Return the full listing exactly as it is written.

--- Begin GIVEN ENTRIES ---

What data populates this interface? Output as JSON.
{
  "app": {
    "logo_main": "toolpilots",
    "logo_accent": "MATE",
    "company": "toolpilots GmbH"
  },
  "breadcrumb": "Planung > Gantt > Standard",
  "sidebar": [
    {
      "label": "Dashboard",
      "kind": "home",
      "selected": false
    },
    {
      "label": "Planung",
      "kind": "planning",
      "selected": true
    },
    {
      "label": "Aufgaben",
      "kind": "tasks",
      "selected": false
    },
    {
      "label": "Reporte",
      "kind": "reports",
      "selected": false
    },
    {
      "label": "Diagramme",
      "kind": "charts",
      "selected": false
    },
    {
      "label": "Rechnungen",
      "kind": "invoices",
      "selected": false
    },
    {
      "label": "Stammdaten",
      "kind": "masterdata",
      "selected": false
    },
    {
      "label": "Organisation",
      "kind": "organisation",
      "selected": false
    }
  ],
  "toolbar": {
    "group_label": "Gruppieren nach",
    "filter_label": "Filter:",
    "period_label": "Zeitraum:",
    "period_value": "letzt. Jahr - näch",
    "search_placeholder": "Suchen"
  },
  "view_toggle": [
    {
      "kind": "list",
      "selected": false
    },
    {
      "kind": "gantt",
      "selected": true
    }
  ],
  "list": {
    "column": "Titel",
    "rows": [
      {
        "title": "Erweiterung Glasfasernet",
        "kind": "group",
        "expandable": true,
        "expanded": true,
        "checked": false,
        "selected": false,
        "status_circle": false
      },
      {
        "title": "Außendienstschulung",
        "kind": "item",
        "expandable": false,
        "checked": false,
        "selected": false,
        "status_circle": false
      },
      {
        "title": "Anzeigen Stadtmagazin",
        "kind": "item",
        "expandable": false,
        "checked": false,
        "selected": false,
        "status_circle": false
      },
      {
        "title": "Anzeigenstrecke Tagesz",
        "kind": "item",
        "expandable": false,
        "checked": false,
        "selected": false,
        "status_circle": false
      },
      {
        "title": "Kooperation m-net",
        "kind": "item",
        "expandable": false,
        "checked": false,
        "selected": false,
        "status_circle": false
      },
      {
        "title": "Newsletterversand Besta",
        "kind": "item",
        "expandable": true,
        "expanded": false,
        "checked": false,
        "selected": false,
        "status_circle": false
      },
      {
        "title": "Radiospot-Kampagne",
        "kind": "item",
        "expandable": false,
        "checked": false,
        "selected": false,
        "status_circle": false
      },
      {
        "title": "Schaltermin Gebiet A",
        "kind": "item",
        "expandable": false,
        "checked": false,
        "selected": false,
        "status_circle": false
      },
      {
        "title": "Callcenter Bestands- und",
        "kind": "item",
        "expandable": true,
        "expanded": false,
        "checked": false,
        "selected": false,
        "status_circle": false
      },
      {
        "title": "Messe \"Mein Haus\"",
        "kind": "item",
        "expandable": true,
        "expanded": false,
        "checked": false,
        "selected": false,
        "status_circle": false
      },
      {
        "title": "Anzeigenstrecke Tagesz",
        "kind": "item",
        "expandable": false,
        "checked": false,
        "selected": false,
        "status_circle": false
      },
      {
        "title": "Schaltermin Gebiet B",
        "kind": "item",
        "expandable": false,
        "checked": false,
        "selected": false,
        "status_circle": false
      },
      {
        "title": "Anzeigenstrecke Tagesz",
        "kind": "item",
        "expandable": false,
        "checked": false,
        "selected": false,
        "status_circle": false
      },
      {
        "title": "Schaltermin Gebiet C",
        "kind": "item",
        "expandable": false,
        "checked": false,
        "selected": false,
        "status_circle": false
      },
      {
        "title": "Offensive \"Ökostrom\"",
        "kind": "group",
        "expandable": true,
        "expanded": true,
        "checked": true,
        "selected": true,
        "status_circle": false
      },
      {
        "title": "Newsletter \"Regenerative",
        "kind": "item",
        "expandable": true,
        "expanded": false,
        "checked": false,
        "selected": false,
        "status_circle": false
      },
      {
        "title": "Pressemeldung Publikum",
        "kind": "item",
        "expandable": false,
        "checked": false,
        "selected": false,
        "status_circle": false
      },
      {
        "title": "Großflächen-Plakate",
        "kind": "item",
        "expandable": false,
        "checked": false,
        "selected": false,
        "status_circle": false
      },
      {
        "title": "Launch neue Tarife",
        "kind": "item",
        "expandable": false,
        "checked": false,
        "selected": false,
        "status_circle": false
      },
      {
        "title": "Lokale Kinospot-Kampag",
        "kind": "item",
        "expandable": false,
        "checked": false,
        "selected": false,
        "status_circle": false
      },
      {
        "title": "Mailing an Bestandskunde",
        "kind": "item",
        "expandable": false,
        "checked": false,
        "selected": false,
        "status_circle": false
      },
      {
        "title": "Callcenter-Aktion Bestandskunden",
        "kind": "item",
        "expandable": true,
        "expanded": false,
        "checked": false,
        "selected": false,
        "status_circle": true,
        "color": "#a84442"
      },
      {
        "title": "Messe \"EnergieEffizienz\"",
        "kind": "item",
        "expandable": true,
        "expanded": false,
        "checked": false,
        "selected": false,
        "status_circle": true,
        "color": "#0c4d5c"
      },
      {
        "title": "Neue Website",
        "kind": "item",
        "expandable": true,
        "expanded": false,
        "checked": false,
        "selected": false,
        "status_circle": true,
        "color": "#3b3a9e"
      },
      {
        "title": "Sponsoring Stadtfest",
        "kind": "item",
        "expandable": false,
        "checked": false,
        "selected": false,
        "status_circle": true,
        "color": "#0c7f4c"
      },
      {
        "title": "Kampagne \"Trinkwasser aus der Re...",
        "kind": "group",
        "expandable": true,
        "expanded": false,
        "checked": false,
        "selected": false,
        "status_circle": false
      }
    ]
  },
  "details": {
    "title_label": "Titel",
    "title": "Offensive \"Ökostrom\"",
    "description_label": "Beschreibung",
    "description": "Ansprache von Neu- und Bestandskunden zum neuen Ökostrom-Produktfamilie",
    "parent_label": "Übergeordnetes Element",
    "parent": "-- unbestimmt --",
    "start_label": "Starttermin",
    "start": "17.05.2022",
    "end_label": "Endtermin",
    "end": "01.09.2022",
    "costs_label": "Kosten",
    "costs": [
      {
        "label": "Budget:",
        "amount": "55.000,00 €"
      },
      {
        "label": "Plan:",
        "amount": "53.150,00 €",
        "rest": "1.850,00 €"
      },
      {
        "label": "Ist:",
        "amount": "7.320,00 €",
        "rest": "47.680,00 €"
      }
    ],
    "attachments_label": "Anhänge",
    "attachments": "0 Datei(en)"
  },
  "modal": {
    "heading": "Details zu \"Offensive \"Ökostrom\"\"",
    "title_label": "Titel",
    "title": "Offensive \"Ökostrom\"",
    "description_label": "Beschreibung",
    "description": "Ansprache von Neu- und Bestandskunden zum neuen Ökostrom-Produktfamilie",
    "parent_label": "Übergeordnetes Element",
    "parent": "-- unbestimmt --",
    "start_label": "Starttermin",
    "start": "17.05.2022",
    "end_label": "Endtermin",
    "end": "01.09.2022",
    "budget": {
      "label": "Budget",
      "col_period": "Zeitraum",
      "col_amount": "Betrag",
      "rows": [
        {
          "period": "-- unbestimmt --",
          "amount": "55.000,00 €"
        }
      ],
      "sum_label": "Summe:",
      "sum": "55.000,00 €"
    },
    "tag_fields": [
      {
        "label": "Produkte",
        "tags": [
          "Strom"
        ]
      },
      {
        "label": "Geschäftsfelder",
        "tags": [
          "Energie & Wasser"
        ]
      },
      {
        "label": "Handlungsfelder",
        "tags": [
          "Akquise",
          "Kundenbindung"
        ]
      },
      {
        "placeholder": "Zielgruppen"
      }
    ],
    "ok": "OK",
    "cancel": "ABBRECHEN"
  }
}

--- End GIVEN ENTRIES ---

ANSWER TO THE TASK:
What data populates this interface? Output as JSON.
{
  "app": {
    "logo_main": "toolpilots",
    "logo_accent": "MATE",
    "company": "toolpilots GmbH"
  },
  "breadcrumb": "Planung > Gantt > Standard",
  "sidebar": [
    {
      "label": "Dashboard",
      "kind": "home",
      "selected": false
    },
    {
      "label": "Planung",
      "kind": "planning",
      "selected": true
    },
    {
      "label": "Aufgaben",
      "kind": "tasks",
      "selected": false
    },
    {
      "label": "Reporte",
      "kind": "reports",
      "selected": false
    },
    {
      "label": "Diagramme",
      "kind": "charts",
      "selected": false
    },
    {
      "label": "Rechnungen",
      "kind": "invoices",
      "selected": false
    },
    {
      "label": "Stammdaten",
      "kind": "masterdata",
      "selected": false
    },
    {
      "label": "Organisation",
      "kind": "organisation",
      "selected": false
    }
  ],
  "toolbar": {
    "group_label": "Gruppieren nach",
    "filter_label": "Filter:",
    "period_label": "Zeitraum:",
    "period_value": "letzt. Jahr - näch",
    "search_placeholder": "Suchen"
  },
  "view_toggle": [
    {
      "kind": "list",
      "selected": false
    },
    {
      "kind": "gantt",
      "selected": true
    }
  ],
  "list": {
    "column": "Titel",
    "rows": [
      {
        "title": "Erweiterung Glasfasernet",
        "kind": "group",
        "expandable": true,
        "expanded": true,
        "checked": false,
        "selected": false,
        "status_circle": false
      },
      {
        "title": "Außendienstschulung",
        "kind": "item",
        "expandable": false,
        "checked": false,
        "selected": false,
        "status_circle": false
      },
      {
        "title": "Anzeigen Stadtmagazin",
        "kind": "item",
        "expandable": false,
        "checked": false,
        "selected": false,
        "status_circle": false
      },
      {
        "title": "Anzeigenstrecke Tagesz",
        "kind": "item",
        "expandable": false,
        "checked": false,
        "selected": false,
        "status_circle": false
      },
      {
        "title": "Kooperation m-net",
        "kind": "item",
        "expandable": false,
        "checked": false,
        "selected": false,
        "status_circle": false
      },
      {
        "title": "Newsletterversand Besta",
        "kind": "item",
        "expandable": true,
        "expanded": false,
        "checked": false,
        "selected": false,
        "status_circle": false
      },
      {
        "title": "Radiospot-Kampagne",
        "kind": "item",
        "expandable": false,
        "checked": false,
        "selected": false,
        "status_circle": false
      },
      {
        "title": "Schaltermin Gebiet A",
        "kind": "item",
        "expandable": false,
        "checked": false,
        "selected": false,
        "status_circle": false
      },
      {
        "title": "Callcenter Bestands- und",
        "kind": "item",
        "expandable": true,
        "expanded": false,
        "checked": false,
        "selected": false,
        "status_circle": false
      },
      {
        "title": "Messe \"Mein Haus\"",
        "kind": "item",
        "expandable": true,
        "expanded": false,
        "checked": false,
        "selected": false,
        "status_circle": false
      },
      {
        "title": "Anzeigenstrecke Tagesz",
        "kind": "item",
        "expandable": false,
        "checked": false,
        "selected": false,
        "status_circle": false
      },
      {
        "title": "Schaltermin Gebiet B",
        "kind": "item",
        "expandable": false,
        "checked": false,
        "selected": false,
        "status_circle": false
      },
      {
        "title": "Anzeigenstrecke Tagesz",
        "kind": "item",
        "expandable": false,
        "checked": false,
        "selected": false,
        "status_circle": false
      },
      {
        "title": "Schaltermin Gebiet C",
        "kind": "item",
        "expandable": false,
        "checked": false,
        "selected": false,
        "status_circle": false
      },
      {
        "title": "Offensive \"Ökostrom\"",
        "kind": "group",
        "expandable": true,
        "expanded": true,
        "checked": true,
        "selected": true,
        "status_circle": false
      },
      {
        "title": "Newsletter \"Regenerative",
        "kind": "item",
        "expandable": true,
        "expanded": false,
        "checked": false,
        "selected": false,
        "status_circle": false
      },
      {
        "title": "Pressemeldung Publikum",
        "kind": "item",
        "expandable": false,
        "checked": false,
        "selected": false,
        "status_circle": false
      },
      {
        "title": "Großflächen-Plakate",
        "kind": "item",
        "expandable": false,
        "checked": false,
        "selected": false,
        "status_circle": false
      },
      {
        "title": "Launch neue Tarife",
        "kind": "item",
        "expandable": false,
        "checked": false,
        "selected": false,
        "status_circle": false
      },
      {
        "title": "Lokale Kinospot-Kampag",
        "kind": "item",
        "expandable": false,
        "checked": false,
        "selected": false,
        "status_circle": false
      },
      {
        "title": "Mailing an Bestandskunde",
        "kind": "item",
        "expandable": false,
        "checked": false,
        "selected": false,
        "status_circle": false
      },
      {
        "title": "Callcenter-Aktion Bestandskunden",
        "kind": "item",
        "expandable": true,
        "expanded": false,
        "checked": false,
        "selected": false,
        "status_circle": true,
        "color": "#a84442"
      },
      {
        "title": "Messe \"EnergieEffizienz\"",
        "kind": "item",
        "expandable": true,
        "expanded": false,
        "checked": false,
        "selected": false,
        "status_circle": true,
        "color": "#0c4d5c"
      },
      {
        "title": "Neue Website",
        "kind": "item",
        "expandable": true,
        "expanded": false,
        "checked": false,
        "selected": false,
        "status_circle": true,
        "color": "#3b3a9e"
      },
      {
        "title": "Sponsoring Stadtfest",
        "kind": "item",
        "expandable": false,
        "checked": false,
        "selected": false,
        "status_circle": true,
        "color": "#0c7f4c"
      },
      {
        "title": "Kampagne \"Trinkwasser aus der Re...",
        "kind": "group",
        "expandable": true,
        "expanded": false,
        "checked": false,
        "selected": false,
        "status_circle": false
      }
    ]
  },
  "details": {
    "title_label": "Titel",
    "title": "Offensive \"Ökostrom\"",
    "description_label": "Beschreibung",
    "description": "Ansprache von Neu- und Bestandskunden zum neuen Ökostrom-Produktfamilie",
    "parent_label": "Übergeordnetes Element",
    "parent": "-- unbestimmt --",
    "start_label": "Starttermin",
    "start": "17.05.2022",
    "end_label": "Endtermin",
    "end": "01.09.2022",
    "costs_label": "Kosten",
    "costs": [
      {
        "label": "Budget:",
        "amount": "55.000,00 €"
      },
      {
        "label": "Plan:",
        "amount": "53.150,00 €",
        "rest": "1.850,00 €"
      },
      {
        "label": "Ist:",
        "amount": "7.320,00 €",
        "rest": "47.680,00 €"
      }
    ],
    "attachments_label": "Anhänge",
    "attachments": "0 Datei(en)"
  },
  "modal": {
    "heading": "Details zu \"Offensive \"Ökostrom\"\"",
    "title_label": "Titel",
    "title": "Offensive \"Ökostrom\"",
    "description_label": "Beschreibung",
    "description": "Ansprache von Neu- und Bestandskunden zum neuen Ökostrom-Produktfamilie",
    "parent_label": "Übergeordnetes Element",
    "parent": "-- unbestimmt --",
    "start_label": "Starttermin",
    "start": "17.05.2022",
    "end_label": "Endtermin",
    "end": "01.09.2022",
    "budget": {
      "label": "Budget",
      "col_period": "Zeitraum",
      "col_amount": "Betrag",
      "rows": [
        {
          "period": "-- unbestimmt --",
          "amount": "55.000,00 €"
        }
      ],
      "sum_label": "Summe:",
      "sum": "55.000,00 €"
    },
    "tag_fields": [
      {
        "label": "Produkte",
        "tags": [
          "Strom"
        ]
      },
      {
        "label": "Geschäftsfelder",
        "tags": [
          "Energie & Wasser"
        ]
      },
      {
        "label": "Handlungsfelder",
        "tags": [
          "Akquise",
          "Kundenbindung"
        ]
      },
      {
        "placeholder": "Zielgruppen"
      }
    ],
    "ok": "OK",
    "cancel": "ABBRECHEN"
  }
}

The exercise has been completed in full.